[SET PROBLEM]: Every line of the data that contains the string "Unpredicted" must be copied.

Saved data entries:
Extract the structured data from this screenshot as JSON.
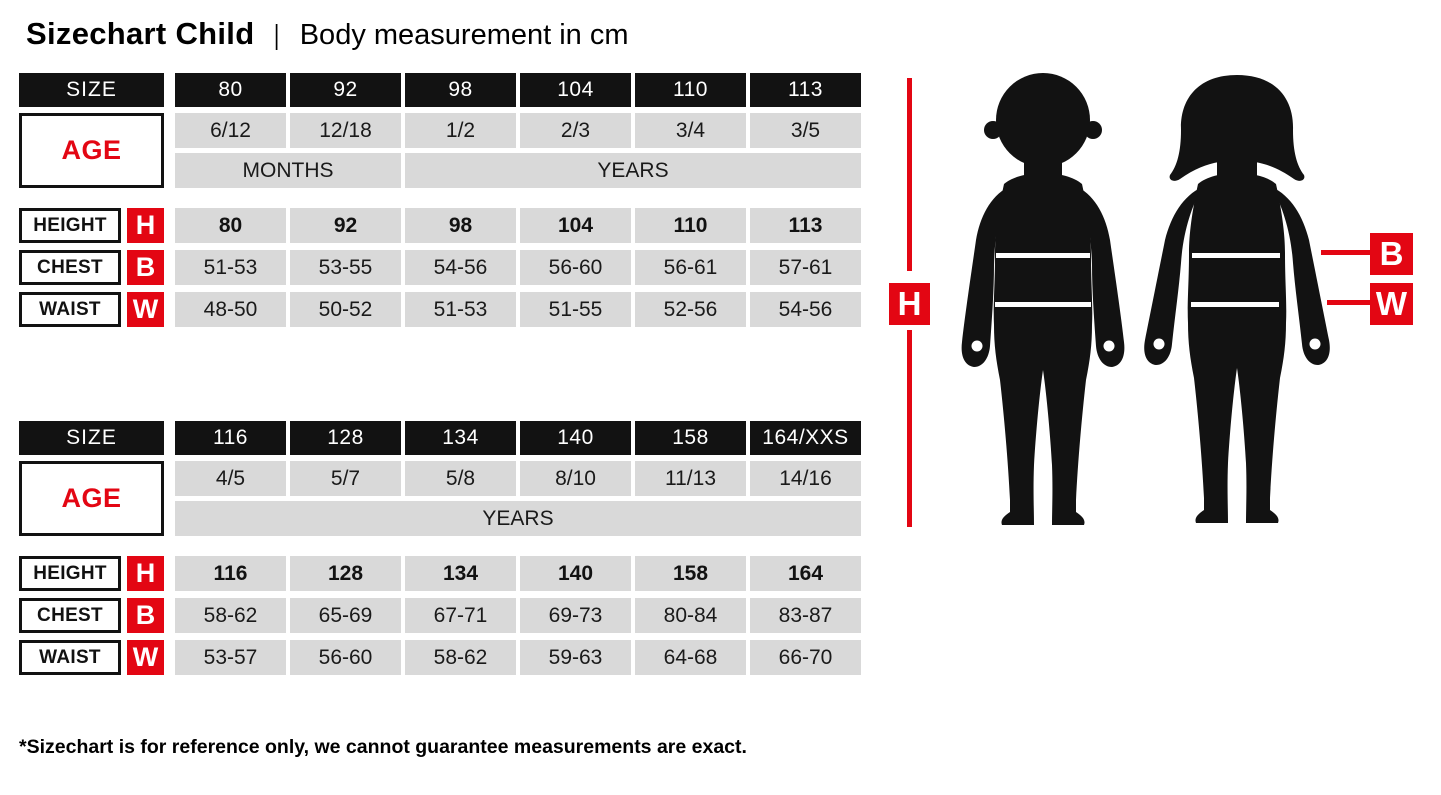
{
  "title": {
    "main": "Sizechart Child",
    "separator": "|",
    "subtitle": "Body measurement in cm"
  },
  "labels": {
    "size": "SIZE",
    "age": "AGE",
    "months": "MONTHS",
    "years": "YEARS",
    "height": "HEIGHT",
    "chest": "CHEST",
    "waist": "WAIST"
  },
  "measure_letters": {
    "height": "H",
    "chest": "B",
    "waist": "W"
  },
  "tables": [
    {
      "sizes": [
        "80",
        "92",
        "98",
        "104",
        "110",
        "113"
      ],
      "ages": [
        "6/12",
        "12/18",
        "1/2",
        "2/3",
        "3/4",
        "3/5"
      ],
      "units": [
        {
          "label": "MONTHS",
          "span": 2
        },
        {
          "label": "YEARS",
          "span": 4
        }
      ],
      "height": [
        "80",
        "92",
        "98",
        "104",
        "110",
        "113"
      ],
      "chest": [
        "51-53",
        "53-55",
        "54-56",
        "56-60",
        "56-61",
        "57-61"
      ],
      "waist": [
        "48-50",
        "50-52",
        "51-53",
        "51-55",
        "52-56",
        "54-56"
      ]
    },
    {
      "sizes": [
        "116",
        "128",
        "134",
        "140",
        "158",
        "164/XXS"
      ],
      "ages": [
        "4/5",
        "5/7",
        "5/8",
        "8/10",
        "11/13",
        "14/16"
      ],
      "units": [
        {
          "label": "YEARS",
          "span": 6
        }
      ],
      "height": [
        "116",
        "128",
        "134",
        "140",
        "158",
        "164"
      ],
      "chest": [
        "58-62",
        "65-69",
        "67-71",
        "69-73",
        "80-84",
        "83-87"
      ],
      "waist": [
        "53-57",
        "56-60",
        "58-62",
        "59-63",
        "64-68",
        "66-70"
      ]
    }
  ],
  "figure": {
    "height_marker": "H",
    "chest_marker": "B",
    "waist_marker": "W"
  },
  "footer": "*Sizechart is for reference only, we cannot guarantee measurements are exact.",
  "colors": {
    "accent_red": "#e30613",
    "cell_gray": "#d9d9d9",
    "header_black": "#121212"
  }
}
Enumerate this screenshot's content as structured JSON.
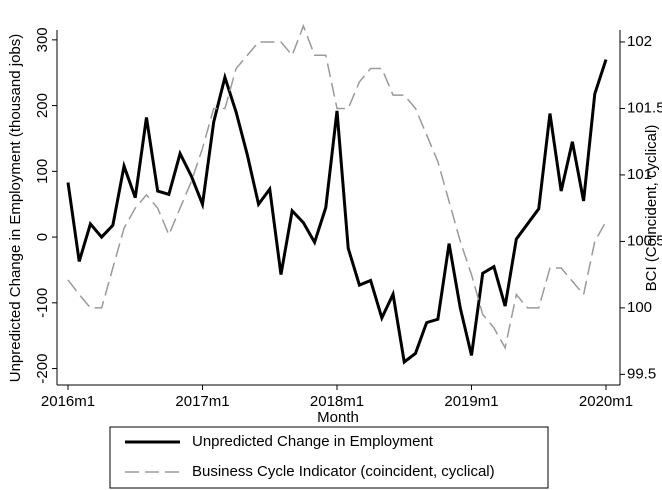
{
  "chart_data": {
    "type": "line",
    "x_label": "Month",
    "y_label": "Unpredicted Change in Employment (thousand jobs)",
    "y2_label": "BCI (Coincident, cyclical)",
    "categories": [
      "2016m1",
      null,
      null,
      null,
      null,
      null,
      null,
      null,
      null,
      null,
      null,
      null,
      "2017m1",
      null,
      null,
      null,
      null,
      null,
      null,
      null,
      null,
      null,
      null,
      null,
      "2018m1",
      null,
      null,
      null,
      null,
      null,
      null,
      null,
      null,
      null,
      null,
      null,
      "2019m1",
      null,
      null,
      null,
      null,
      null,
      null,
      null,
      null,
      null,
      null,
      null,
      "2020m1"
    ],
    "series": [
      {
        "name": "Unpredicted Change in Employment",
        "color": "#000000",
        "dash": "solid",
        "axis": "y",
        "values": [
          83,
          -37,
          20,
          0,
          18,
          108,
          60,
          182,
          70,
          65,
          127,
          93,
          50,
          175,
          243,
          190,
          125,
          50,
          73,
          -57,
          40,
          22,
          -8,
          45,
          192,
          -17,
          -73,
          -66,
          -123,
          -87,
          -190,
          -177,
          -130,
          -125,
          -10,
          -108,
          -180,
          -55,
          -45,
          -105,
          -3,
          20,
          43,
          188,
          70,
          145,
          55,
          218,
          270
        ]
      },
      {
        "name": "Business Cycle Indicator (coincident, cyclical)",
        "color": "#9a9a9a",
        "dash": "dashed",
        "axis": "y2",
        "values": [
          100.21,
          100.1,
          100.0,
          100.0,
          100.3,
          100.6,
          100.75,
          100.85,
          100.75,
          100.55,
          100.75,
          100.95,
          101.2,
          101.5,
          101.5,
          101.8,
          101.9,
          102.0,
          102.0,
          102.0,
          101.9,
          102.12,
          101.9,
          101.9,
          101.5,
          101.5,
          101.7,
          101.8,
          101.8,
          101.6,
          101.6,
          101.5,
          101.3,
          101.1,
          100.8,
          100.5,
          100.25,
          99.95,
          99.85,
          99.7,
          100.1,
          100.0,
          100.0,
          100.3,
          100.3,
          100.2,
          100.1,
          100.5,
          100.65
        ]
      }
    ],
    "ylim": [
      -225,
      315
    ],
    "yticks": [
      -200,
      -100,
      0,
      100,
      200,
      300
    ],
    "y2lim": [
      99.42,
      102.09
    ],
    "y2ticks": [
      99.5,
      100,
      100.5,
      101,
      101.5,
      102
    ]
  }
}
* * *
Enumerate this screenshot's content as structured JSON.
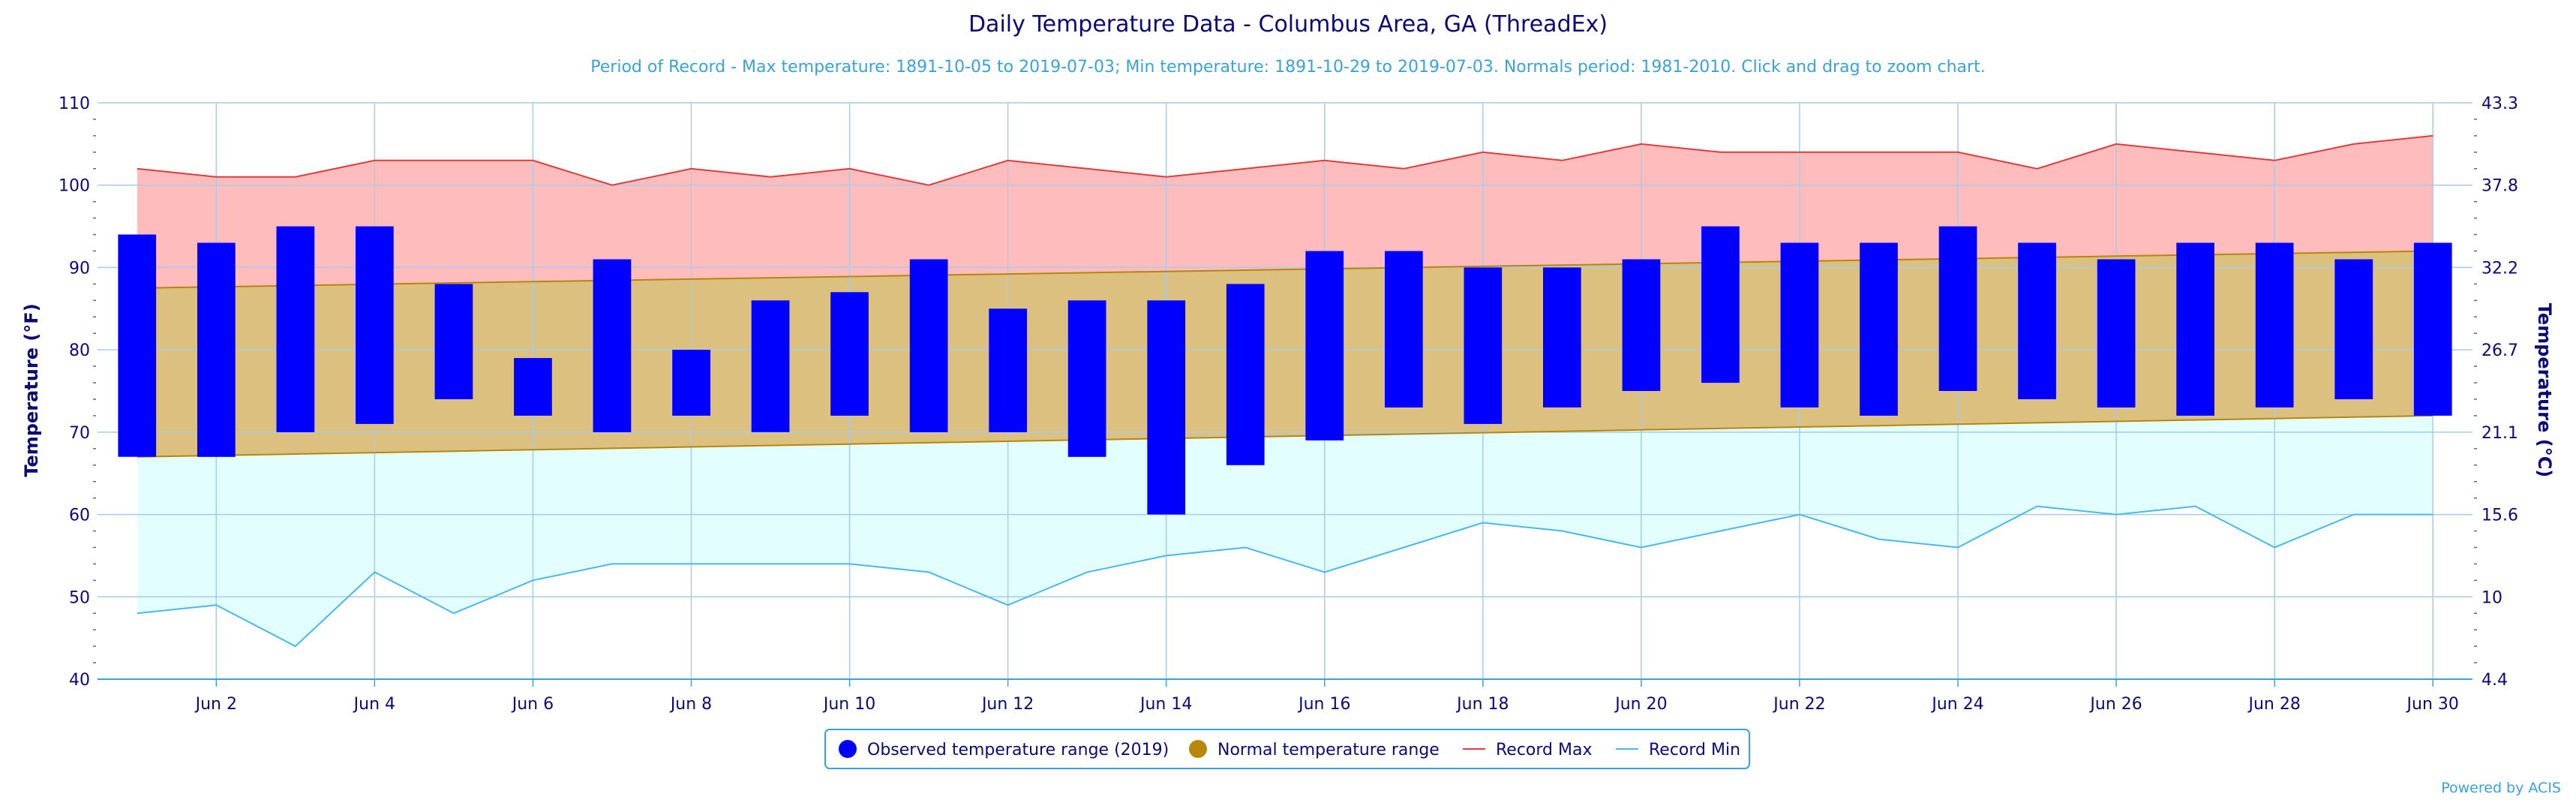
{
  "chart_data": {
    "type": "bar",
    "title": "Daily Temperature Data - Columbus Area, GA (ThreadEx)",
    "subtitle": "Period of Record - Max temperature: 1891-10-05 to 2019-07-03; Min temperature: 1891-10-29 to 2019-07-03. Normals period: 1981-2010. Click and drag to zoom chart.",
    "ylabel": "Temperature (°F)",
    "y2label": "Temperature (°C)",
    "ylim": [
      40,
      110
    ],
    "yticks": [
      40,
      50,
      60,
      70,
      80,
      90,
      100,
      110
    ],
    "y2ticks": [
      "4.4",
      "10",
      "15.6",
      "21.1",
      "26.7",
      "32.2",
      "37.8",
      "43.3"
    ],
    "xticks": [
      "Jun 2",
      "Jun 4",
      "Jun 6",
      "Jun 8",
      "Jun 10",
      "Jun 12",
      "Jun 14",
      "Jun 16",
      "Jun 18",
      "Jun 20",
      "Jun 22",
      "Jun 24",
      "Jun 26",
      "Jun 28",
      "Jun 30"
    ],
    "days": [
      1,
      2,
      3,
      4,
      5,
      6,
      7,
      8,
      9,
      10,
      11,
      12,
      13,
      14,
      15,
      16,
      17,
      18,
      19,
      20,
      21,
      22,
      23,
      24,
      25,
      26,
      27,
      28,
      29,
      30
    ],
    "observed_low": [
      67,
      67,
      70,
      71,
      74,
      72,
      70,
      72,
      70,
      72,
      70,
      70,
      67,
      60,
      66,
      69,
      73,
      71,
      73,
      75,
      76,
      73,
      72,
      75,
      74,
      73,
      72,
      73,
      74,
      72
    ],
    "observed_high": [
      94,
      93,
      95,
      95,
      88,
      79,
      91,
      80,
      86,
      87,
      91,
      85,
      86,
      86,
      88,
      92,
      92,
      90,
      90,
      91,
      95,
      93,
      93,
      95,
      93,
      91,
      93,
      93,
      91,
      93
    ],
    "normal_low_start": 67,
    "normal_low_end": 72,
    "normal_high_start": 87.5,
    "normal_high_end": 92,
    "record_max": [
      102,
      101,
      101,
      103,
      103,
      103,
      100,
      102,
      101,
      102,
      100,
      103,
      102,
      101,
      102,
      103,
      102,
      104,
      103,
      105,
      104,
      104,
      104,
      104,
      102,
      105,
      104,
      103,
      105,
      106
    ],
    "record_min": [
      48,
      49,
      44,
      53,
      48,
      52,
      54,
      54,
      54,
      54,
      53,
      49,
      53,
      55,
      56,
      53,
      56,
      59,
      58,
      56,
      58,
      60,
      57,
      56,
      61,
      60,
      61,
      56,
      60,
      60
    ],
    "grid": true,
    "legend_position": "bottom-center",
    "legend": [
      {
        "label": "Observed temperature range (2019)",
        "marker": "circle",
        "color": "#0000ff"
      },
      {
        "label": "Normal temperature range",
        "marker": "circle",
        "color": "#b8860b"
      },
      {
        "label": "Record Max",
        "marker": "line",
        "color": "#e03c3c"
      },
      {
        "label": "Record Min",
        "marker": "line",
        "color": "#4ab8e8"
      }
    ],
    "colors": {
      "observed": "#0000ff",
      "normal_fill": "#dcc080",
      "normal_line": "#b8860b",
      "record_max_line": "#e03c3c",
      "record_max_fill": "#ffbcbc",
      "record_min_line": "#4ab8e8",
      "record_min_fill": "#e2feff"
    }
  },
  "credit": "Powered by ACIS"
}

[COMPLETE OUTPUT]:
    "y_label": "Unpredicted Change in Employment (thousand jobs)",
        "name": "Unpredicted Change in Employment",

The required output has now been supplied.